**What is required**.
Pull out every line in the data that has the string "счет" in it.

----------------------------------------

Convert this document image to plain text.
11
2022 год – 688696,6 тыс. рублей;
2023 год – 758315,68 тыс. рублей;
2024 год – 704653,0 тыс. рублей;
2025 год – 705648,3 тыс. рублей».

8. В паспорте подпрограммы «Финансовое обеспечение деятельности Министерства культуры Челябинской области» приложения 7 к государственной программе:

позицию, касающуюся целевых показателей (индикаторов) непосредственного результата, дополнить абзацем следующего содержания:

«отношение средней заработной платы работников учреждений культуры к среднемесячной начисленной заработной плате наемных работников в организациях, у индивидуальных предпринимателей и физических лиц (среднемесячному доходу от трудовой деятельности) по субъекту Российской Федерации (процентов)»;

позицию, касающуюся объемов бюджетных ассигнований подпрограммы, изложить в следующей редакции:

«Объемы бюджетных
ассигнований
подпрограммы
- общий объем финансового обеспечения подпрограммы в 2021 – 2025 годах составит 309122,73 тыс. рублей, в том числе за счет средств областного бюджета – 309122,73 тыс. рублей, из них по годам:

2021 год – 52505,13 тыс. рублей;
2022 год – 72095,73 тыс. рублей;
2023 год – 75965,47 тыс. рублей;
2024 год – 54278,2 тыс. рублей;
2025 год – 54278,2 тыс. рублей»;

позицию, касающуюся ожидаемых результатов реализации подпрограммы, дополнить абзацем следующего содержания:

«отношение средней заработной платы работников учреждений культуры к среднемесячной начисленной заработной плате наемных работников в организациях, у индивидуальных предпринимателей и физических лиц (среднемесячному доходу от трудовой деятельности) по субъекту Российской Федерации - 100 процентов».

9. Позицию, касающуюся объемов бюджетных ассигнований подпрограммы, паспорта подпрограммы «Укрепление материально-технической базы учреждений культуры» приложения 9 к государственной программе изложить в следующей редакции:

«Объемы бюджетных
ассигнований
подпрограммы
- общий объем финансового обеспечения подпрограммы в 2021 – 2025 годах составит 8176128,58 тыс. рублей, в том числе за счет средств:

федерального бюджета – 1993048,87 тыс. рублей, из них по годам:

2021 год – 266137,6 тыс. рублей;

----------------------------------------

**Task result**.
- общий объем финансового обеспечения подпрограммы в 2021 – 2025 годах составит 309122,73 тыс. рублей, в том числе за счет средств областного бюджета – 309122,73 тыс. рублей, из них по годам:
- общий объем финансового обеспечения подпрограммы в 2021 – 2025 годах составит 8176128,58 тыс. рублей, в том числе за счет средств:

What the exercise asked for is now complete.